INPUT RECORDS

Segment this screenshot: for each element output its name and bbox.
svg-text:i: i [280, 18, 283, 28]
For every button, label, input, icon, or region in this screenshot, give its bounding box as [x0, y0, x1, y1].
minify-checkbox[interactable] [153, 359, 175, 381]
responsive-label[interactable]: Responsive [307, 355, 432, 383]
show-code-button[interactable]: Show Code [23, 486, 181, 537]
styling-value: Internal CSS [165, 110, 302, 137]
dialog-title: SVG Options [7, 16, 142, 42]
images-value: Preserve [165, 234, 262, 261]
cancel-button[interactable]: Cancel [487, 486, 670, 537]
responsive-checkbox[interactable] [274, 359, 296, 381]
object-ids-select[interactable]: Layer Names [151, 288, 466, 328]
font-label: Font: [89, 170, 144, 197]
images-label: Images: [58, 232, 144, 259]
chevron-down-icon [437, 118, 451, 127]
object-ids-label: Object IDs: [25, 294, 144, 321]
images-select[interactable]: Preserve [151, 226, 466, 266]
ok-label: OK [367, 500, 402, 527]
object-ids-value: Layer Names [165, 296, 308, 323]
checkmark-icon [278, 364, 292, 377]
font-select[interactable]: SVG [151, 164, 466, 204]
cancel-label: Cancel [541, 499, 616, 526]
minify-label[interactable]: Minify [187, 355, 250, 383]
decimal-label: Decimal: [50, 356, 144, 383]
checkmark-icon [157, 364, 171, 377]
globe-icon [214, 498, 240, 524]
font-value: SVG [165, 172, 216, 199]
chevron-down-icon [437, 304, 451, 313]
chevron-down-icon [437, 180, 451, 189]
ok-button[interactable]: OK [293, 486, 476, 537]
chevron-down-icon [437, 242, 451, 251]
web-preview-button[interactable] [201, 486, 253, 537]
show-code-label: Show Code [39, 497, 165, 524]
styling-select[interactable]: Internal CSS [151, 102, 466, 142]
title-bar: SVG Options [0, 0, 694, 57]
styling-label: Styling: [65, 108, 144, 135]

AIM
Lay out everything from the start of the data down to the line containing "chevron-down-icon [437, 118, 451, 127]", both ends included, as a Markdown table with the columns "No." and "Entry", numbering each row and leaving out blank lines.

RESPONSE TO THIS TASK
| No. | Entry |
|---|---|
| 1 | Segment this screenshot: for each element output its name and bbox. |
| 2 | svg-text:i: i [280, 18, 283, 28] |
| 3 | For every button, label, input, icon, or region in this screenshot, give its bounding box as [x0, y0, x1, y1]. |
| 4 | minify-checkbox[interactable] [153, 359, 175, 381] |
| 5 | responsive-label[interactable]: Responsive [307, 355, 432, 383] |
| 6 | show-code-button[interactable]: Show Code [23, 486, 181, 537] |
| 7 | styling-value: Internal CSS [165, 110, 302, 137] |
| 8 | dialog-title: SVG Options [7, 16, 142, 42] |
| 9 | images-value: Preserve [165, 234, 262, 261] |
| 10 | cancel-button[interactable]: Cancel [487, 486, 670, 537] |
| 11 | responsive-checkbox[interactable] [274, 359, 296, 381] |
| 12 | object-ids-select[interactable]: Layer Names [151, 288, 466, 328] |
| 13 | font-label: Font: [89, 170, 144, 197] |
| 14 | images-label: Images: [58, 232, 144, 259] |
| 15 | chevron-down-icon [437, 118, 451, 127] |